start

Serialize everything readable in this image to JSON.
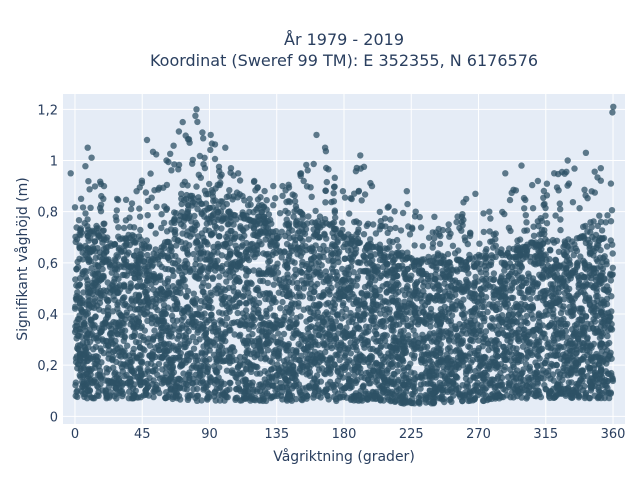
{
  "chart_data": {
    "type": "scatter",
    "title_line1": "År 1979 - 2019",
    "title_line2": "Koordinat (Sweref 99 TM): E 352355, N 6176576",
    "xlabel": "Vågriktning (grader)",
    "ylabel": "Signifikant våghöjd (m)",
    "xlim": [
      -8,
      368
    ],
    "ylim": [
      -0.03,
      1.26
    ],
    "xticks": [
      0,
      45,
      90,
      135,
      180,
      225,
      270,
      315,
      360
    ],
    "xtick_labels": [
      "0",
      "45",
      "90",
      "135",
      "180",
      "225",
      "270",
      "315",
      "360"
    ],
    "yticks": [
      0,
      0.2,
      0.4,
      0.6,
      0.8,
      1.0,
      1.2
    ],
    "ytick_labels": [
      "0",
      "0,2",
      "0,4",
      "0,6",
      "0,8",
      "1",
      "1,2"
    ],
    "grid": true,
    "marker_color": "#2e5266",
    "plot_background": "#e5ecf6",
    "envelope": {
      "x": [
        0,
        10,
        20,
        30,
        40,
        50,
        60,
        70,
        80,
        90,
        100,
        110,
        120,
        130,
        140,
        150,
        160,
        170,
        180,
        190,
        200,
        210,
        220,
        230,
        240,
        250,
        260,
        270,
        280,
        290,
        300,
        310,
        320,
        330,
        340,
        350,
        360
      ],
      "dense_top": [
        0.7,
        0.72,
        0.7,
        0.69,
        0.68,
        0.66,
        0.68,
        0.8,
        0.84,
        0.82,
        0.8,
        0.78,
        0.76,
        0.75,
        0.75,
        0.74,
        0.76,
        0.75,
        0.7,
        0.68,
        0.66,
        0.64,
        0.62,
        0.6,
        0.6,
        0.6,
        0.61,
        0.62,
        0.62,
        0.64,
        0.66,
        0.67,
        0.68,
        0.69,
        0.7,
        0.7,
        0.68
      ],
      "outlier_top": [
        0.95,
        1.05,
        0.9,
        0.85,
        0.88,
        1.08,
        1.0,
        1.15,
        1.2,
        1.1,
        1.05,
        0.95,
        0.92,
        0.9,
        0.9,
        0.95,
        1.1,
        1.05,
        0.88,
        1.02,
        0.9,
        0.82,
        0.88,
        0.8,
        0.78,
        0.75,
        0.85,
        0.87,
        0.8,
        0.95,
        0.98,
        0.92,
        0.95,
        1.0,
        1.03,
        0.97,
        1.21
      ],
      "bottom": [
        0.07,
        0.07,
        0.07,
        0.07,
        0.07,
        0.07,
        0.07,
        0.06,
        0.06,
        0.06,
        0.06,
        0.06,
        0.06,
        0.06,
        0.06,
        0.06,
        0.06,
        0.06,
        0.06,
        0.06,
        0.06,
        0.06,
        0.05,
        0.05,
        0.05,
        0.05,
        0.06,
        0.06,
        0.06,
        0.07,
        0.07,
        0.07,
        0.07,
        0.07,
        0.07,
        0.07,
        0.07
      ]
    }
  }
}
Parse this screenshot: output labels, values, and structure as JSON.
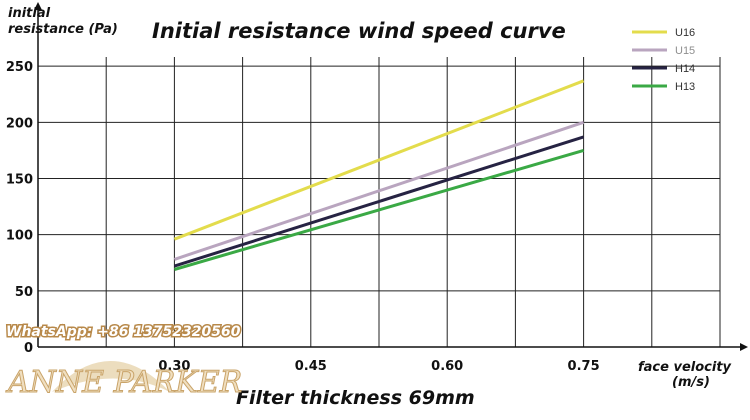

end

Requirement: Keep the pictures out of the copy and return the rest of the data above exactly.

Reply to the exercise:
Serialize everything readable in this image to JSON.
{
  "chart_data": {
    "type": "scatter",
    "title_line1": "År 1979 - 2019",
    "title_line2": "Koordinat (Sweref 99 TM): E 352355, N 6176576",
    "xlabel": "Vågriktning (grader)",
    "ylabel": "Signifikant våghöjd (m)",
    "xlim": [
      -8,
      368
    ],
    "ylim": [
      -0.03,
      1.26
    ],
    "xticks": [
      0,
      45,
      90,
      135,
      180,
      225,
      270,
      315,
      360
    ],
    "xtick_labels": [
      "0",
      "45",
      "90",
      "135",
      "180",
      "225",
      "270",
      "315",
      "360"
    ],
    "yticks": [
      0,
      0.2,
      0.4,
      0.6,
      0.8,
      1.0,
      1.2
    ],
    "ytick_labels": [
      "0",
      "0,2",
      "0,4",
      "0,6",
      "0,8",
      "1",
      "1,2"
    ],
    "grid": true,
    "marker_color": "#2e5266",
    "plot_background": "#e5ecf6",
    "envelope": {
      "x": [
        0,
        10,
        20,
        30,
        40,
        50,
        60,
        70,
        80,
        90,
        100,
        110,
        120,
        130,
        140,
        150,
        160,
        170,
        180,
        190,
        200,
        210,
        220,
        230,
        240,
        250,
        260,
        270,
        280,
        290,
        300,
        310,
        320,
        330,
        340,
        350,
        360
      ],
      "dense_top": [
        0.7,
        0.72,
        0.7,
        0.69,
        0.68,
        0.66,
        0.68,
        0.8,
        0.84,
        0.82,
        0.8,
        0.78,
        0.76,
        0.75,
        0.75,
        0.74,
        0.76,
        0.75,
        0.7,
        0.68,
        0.66,
        0.64,
        0.62,
        0.6,
        0.6,
        0.6,
        0.61,
        0.62,
        0.62,
        0.64,
        0.66,
        0.67,
        0.68,
        0.69,
        0.7,
        0.7,
        0.68
      ],
      "outlier_top": [
        0.95,
        1.05,
        0.9,
        0.85,
        0.88,
        1.08,
        1.0,
        1.15,
        1.2,
        1.1,
        1.05,
        0.95,
        0.92,
        0.9,
        0.9,
        0.95,
        1.1,
        1.05,
        0.88,
        1.02,
        0.9,
        0.82,
        0.88,
        0.8,
        0.78,
        0.75,
        0.85,
        0.87,
        0.8,
        0.95,
        0.98,
        0.92,
        0.95,
        1.0,
        1.03,
        0.97,
        1.21
      ],
      "bottom": [
        0.07,
        0.07,
        0.07,
        0.07,
        0.07,
        0.07,
        0.07,
        0.06,
        0.06,
        0.06,
        0.06,
        0.06,
        0.06,
        0.06,
        0.06,
        0.06,
        0.06,
        0.06,
        0.06,
        0.06,
        0.06,
        0.06,
        0.05,
        0.05,
        0.05,
        0.05,
        0.06,
        0.06,
        0.06,
        0.07,
        0.07,
        0.07,
        0.07,
        0.07,
        0.07,
        0.07,
        0.07
      ]
    }
  }
}
Parse this screenshot: output labels, values, and structure as JSON.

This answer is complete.